━━━━━ Supplied data ━━━━━

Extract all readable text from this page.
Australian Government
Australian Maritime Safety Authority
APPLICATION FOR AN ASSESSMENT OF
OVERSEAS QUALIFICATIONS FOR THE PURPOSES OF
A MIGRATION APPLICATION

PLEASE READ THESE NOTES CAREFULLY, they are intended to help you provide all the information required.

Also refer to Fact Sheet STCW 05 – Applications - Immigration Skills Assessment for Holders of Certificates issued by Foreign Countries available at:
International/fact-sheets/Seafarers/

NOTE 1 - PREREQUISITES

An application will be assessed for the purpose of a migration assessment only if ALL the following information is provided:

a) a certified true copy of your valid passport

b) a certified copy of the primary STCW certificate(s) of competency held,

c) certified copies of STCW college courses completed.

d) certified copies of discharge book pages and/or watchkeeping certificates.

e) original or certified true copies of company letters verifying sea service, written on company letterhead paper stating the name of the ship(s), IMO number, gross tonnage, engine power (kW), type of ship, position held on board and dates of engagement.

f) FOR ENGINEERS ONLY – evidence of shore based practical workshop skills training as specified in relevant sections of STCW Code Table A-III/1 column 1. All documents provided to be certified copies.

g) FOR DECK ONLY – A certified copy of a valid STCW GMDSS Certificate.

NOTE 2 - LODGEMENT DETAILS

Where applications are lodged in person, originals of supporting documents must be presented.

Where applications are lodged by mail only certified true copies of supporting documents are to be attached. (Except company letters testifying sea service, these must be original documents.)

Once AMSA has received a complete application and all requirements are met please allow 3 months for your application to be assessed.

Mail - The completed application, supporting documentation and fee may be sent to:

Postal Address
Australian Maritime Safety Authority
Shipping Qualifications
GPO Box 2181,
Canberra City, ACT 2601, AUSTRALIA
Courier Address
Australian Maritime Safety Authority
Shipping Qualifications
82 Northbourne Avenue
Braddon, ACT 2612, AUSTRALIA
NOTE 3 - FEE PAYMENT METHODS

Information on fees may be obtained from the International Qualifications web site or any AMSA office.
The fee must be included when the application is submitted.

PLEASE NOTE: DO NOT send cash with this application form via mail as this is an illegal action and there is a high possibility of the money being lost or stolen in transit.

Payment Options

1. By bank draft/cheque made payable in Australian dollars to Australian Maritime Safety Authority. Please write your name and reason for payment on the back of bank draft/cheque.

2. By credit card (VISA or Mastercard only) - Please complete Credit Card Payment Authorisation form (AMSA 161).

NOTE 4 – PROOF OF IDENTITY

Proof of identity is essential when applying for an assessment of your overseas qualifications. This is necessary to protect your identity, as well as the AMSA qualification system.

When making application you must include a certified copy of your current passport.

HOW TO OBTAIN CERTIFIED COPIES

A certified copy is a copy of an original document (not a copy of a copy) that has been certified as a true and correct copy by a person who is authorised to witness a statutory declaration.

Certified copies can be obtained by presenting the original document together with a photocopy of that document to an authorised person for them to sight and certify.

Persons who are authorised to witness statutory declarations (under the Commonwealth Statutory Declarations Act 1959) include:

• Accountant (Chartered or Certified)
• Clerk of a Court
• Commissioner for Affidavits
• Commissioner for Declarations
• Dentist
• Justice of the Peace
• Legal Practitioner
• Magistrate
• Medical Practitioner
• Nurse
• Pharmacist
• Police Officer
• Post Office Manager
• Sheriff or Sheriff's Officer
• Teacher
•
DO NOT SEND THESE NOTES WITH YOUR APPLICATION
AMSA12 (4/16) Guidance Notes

━━━━━

▶ **What is asked**:
Consider the entries above and return each line with the string "Declarations".

▶ **Exercise result**:
Persons who are authorised to witness statutory declarations (under the Commonwealth Statutory Declarations Act 1959) include:
• Commissioner for Declarations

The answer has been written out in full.